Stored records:
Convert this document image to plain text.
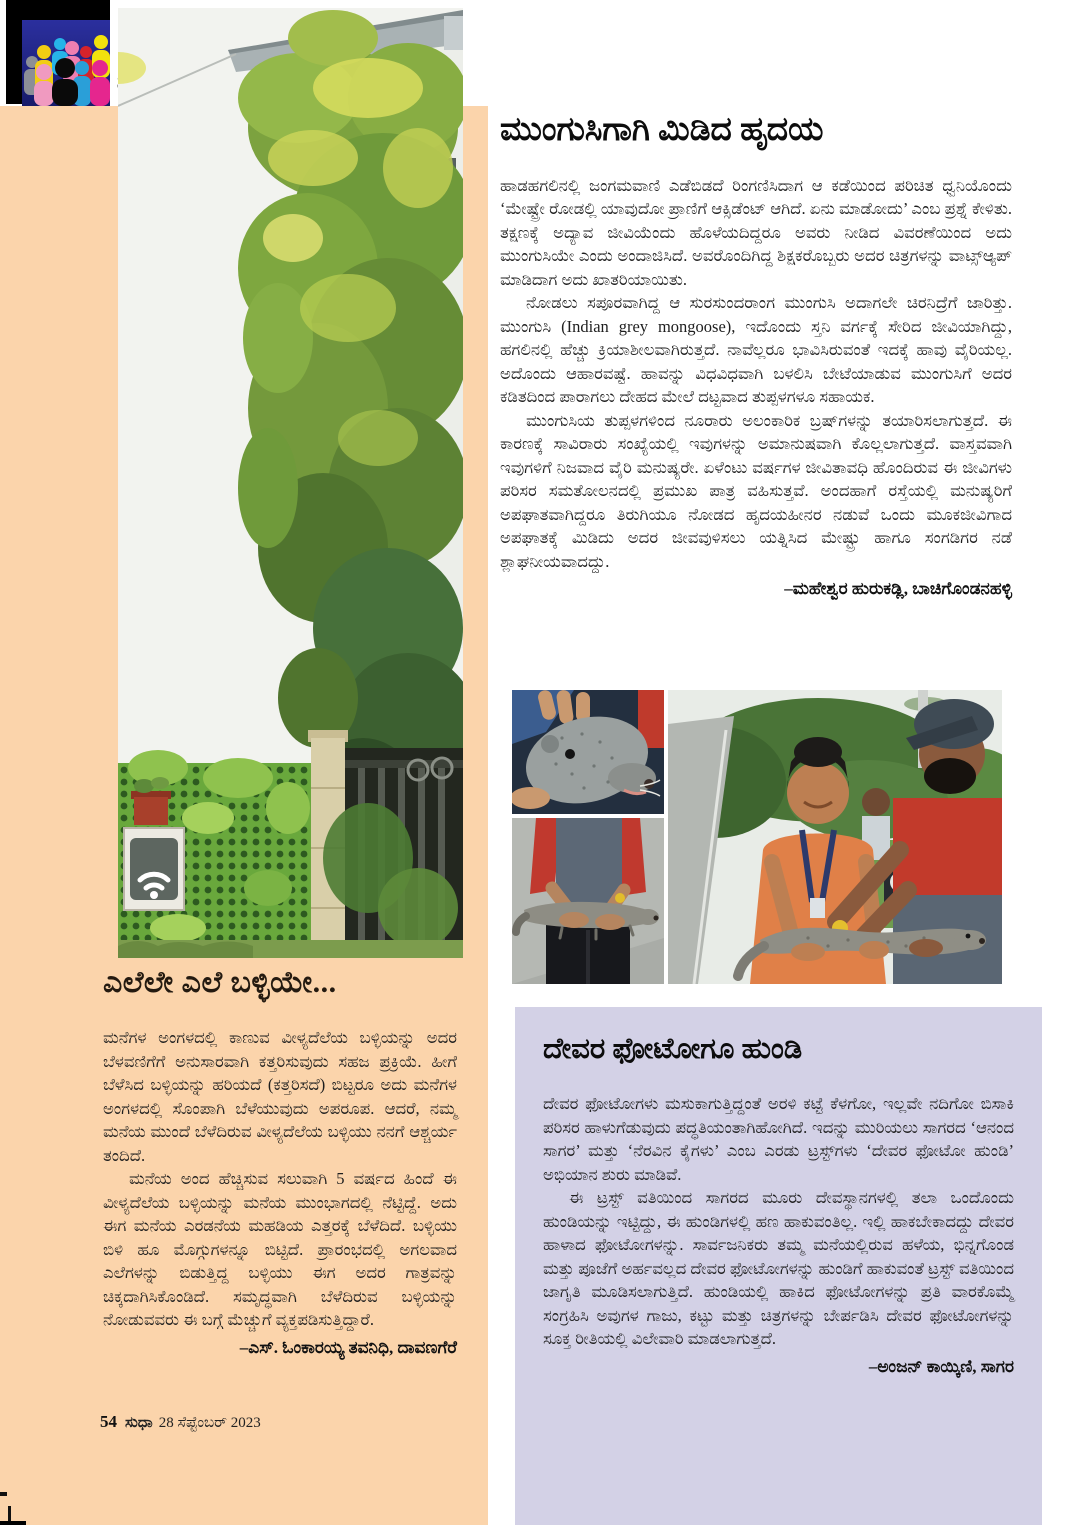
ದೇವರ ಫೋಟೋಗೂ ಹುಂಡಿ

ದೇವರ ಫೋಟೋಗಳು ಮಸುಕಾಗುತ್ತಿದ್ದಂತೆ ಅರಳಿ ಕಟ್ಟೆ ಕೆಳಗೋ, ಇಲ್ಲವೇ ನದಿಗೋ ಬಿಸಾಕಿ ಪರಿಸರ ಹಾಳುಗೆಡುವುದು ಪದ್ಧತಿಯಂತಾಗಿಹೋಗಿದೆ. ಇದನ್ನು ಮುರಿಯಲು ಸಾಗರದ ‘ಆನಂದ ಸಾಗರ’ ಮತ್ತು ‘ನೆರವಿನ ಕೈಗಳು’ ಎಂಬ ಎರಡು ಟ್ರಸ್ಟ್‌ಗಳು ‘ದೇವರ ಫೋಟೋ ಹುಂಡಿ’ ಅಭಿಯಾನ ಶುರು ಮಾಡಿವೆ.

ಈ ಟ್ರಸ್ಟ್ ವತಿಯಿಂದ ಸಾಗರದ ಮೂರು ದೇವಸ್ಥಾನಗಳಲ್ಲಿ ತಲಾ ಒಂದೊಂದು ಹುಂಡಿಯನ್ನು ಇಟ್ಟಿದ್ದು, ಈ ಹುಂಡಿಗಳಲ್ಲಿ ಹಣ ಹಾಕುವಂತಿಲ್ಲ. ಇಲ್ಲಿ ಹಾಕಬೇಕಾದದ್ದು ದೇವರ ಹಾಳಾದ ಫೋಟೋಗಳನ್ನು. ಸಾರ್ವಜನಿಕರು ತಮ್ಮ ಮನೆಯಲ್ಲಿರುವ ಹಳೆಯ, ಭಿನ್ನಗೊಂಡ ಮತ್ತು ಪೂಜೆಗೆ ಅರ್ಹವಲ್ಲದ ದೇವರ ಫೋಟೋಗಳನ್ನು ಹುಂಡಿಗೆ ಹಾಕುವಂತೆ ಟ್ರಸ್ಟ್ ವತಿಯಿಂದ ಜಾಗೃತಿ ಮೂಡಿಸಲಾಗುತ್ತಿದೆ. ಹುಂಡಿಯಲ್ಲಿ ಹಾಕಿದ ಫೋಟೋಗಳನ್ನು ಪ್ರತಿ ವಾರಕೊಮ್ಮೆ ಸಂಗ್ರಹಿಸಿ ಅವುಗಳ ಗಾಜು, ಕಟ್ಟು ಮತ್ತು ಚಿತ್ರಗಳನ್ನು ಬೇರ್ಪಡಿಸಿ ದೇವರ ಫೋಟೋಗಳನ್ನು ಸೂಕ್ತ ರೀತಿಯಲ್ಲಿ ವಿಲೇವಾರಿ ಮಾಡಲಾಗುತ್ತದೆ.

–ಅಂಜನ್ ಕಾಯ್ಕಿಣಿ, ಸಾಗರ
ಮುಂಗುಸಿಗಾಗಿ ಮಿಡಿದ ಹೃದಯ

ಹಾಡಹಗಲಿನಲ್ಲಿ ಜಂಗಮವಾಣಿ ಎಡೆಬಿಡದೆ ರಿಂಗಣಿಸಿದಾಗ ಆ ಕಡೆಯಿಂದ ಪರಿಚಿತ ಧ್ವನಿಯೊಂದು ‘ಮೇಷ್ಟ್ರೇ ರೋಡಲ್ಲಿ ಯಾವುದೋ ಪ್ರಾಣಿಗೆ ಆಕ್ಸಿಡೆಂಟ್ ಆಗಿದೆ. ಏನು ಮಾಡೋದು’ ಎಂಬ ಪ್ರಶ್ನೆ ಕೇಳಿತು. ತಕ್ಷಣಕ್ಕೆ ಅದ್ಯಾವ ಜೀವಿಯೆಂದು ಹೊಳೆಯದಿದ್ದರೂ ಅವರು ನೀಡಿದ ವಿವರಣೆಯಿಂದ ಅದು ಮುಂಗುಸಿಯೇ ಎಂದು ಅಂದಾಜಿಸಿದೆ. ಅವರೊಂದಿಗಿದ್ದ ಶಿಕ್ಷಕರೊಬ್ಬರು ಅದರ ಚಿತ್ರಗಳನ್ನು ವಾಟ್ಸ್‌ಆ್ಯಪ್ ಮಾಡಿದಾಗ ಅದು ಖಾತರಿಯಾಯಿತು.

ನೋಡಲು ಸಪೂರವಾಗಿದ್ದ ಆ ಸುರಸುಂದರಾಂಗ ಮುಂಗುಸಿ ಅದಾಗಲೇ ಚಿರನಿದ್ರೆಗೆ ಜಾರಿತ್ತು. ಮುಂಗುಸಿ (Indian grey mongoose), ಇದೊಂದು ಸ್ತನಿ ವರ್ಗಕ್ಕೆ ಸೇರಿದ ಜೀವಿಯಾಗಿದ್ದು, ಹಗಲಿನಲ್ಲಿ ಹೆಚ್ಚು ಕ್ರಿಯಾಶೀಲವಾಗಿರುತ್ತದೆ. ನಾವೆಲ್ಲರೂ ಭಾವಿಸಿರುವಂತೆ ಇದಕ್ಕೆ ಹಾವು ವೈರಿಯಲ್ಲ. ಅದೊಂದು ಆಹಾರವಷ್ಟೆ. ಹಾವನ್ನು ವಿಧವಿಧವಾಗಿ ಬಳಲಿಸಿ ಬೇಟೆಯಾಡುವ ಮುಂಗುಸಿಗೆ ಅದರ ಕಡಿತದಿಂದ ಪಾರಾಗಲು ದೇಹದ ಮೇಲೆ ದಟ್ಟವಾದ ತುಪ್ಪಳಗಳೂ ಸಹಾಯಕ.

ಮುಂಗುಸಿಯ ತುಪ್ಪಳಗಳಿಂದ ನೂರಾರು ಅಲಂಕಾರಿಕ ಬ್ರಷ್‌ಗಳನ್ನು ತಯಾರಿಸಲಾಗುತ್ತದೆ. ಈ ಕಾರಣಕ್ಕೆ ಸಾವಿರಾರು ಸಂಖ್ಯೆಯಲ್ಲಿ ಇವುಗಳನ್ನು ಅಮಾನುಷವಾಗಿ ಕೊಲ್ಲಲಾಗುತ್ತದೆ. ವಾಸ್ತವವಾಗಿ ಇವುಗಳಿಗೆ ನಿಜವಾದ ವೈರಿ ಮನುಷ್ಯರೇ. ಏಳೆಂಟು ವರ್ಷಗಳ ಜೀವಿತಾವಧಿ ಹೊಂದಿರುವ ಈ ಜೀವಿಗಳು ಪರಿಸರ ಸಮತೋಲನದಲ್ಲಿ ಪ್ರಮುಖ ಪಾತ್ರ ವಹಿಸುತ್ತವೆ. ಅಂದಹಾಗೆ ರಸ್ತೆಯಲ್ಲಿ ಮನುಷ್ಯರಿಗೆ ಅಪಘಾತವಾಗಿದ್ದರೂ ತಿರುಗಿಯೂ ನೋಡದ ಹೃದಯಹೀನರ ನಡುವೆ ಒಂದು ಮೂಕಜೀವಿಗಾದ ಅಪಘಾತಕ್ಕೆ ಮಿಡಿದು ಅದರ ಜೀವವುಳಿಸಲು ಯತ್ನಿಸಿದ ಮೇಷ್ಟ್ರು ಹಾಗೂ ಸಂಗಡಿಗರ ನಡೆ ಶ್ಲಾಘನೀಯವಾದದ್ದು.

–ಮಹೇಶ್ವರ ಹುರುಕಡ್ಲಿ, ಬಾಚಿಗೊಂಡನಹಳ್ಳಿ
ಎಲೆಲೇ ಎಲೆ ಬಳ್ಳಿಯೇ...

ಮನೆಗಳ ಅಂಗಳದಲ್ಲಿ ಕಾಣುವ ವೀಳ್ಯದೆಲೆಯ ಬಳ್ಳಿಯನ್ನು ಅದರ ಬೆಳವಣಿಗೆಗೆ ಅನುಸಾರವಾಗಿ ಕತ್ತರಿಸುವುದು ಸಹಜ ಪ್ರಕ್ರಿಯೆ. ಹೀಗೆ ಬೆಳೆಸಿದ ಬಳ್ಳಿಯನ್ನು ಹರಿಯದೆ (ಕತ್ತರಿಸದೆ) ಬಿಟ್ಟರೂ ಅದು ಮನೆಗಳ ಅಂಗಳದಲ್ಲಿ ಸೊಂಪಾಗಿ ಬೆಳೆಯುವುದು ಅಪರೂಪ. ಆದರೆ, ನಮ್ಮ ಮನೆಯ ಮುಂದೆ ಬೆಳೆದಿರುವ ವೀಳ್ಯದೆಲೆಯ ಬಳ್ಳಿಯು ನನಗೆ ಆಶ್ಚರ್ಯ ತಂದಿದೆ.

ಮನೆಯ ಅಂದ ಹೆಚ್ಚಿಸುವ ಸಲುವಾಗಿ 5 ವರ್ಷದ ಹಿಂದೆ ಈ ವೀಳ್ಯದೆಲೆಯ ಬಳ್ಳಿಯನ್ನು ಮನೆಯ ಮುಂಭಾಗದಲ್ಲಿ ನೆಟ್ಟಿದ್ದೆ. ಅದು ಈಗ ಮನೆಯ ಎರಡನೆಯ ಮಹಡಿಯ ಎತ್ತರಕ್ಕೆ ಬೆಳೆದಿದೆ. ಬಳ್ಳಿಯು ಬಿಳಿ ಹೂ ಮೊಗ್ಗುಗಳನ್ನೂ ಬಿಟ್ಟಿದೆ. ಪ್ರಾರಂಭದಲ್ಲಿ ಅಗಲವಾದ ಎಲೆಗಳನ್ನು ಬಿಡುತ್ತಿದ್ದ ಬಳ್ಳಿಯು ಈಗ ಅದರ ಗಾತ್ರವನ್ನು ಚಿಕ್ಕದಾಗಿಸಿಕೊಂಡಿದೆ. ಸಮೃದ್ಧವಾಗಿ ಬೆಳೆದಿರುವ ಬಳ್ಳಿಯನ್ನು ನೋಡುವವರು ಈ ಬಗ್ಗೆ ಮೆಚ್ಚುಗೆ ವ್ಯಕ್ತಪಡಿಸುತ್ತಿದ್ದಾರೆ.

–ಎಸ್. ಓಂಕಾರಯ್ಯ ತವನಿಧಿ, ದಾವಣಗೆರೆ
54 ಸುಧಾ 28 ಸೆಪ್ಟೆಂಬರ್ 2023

- **TASK DETAILS**: Above are several records. Count the lines among them that contain "ಪಳಗಳ" and give only the total.

- **OUTPUT OF THE TASK**: 2